Collected data entries:
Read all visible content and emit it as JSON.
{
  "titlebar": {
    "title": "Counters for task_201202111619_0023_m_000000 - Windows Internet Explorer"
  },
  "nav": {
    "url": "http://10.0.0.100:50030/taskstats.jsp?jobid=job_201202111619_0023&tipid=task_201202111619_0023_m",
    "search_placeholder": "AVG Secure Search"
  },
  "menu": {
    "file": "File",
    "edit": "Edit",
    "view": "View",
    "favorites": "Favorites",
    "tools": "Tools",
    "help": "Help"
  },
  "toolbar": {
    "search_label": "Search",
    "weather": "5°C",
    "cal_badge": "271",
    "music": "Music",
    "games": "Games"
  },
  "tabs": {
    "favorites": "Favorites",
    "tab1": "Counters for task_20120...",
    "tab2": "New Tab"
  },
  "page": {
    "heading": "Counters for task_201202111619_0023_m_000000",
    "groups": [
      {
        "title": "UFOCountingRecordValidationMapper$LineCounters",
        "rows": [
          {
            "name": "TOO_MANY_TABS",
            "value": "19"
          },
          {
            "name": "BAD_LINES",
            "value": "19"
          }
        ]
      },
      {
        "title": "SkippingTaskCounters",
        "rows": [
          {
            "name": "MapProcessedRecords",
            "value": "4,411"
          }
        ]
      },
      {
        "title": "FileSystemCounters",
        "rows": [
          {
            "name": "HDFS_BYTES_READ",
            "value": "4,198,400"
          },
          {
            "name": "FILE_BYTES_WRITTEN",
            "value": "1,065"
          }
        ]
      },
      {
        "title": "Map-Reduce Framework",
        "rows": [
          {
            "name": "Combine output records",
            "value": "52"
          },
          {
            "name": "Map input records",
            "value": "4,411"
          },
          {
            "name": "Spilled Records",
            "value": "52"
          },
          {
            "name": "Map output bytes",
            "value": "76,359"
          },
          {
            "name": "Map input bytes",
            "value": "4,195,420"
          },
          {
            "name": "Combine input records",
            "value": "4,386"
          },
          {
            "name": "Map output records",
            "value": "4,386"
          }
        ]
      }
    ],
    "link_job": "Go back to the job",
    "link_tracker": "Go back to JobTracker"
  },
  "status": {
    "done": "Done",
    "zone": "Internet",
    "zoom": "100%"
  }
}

▶ _Stated task_
Repeat each record exactly, leaving nothing out.

▶ _Final result_
Read all visible content and emit it as JSON.
{
  "titlebar": {
    "title": "Counters for task_201202111619_0023_m_000000 - Windows Internet Explorer"
  },
  "nav": {
    "url": "http://10.0.0.100:50030/taskstats.jsp?jobid=job_201202111619_0023&tipid=task_201202111619_0023_m",
    "search_placeholder": "AVG Secure Search"
  },
  "menu": {
    "file": "File",
    "edit": "Edit",
    "view": "View",
    "favorites": "Favorites",
    "tools": "Tools",
    "help": "Help"
  },
  "toolbar": {
    "search_label": "Search",
    "weather": "5°C",
    "cal_badge": "271",
    "music": "Music",
    "games": "Games"
  },
  "tabs": {
    "favorites": "Favorites",
    "tab1": "Counters for task_20120...",
    "tab2": "New Tab"
  },
  "page": {
    "heading": "Counters for task_201202111619_0023_m_000000",
    "groups": [
      {
        "title": "UFOCountingRecordValidationMapper$LineCounters",
        "rows": [
          {
            "name": "TOO_MANY_TABS",
            "value": "19"
          },
          {
            "name": "BAD_LINES",
            "value": "19"
          }
        ]
      },
      {
        "title": "SkippingTaskCounters",
        "rows": [
          {
            "name": "MapProcessedRecords",
            "value": "4,411"
          }
        ]
      },
      {
        "title": "FileSystemCounters",
        "rows": [
          {
            "name": "HDFS_BYTES_READ",
            "value": "4,198,400"
          },
          {
            "name": "FILE_BYTES_WRITTEN",
            "value": "1,065"
          }
        ]
      },
      {
        "title": "Map-Reduce Framework",
        "rows": [
          {
            "name": "Combine output records",
            "value": "52"
          },
          {
            "name": "Map input records",
            "value": "4,411"
          },
          {
            "name": "Spilled Records",
            "value": "52"
          },
          {
            "name": "Map output bytes",
            "value": "76,359"
          },
          {
            "name": "Map input bytes",
            "value": "4,195,420"
          },
          {
            "name": "Combine input records",
            "value": "4,386"
          },
          {
            "name": "Map output records",
            "value": "4,386"
          }
        ]
      }
    ],
    "link_job": "Go back to the job",
    "link_tracker": "Go back to JobTracker"
  },
  "status": {
    "done": "Done",
    "zone": "Internet",
    "zoom": "100%"
  }
}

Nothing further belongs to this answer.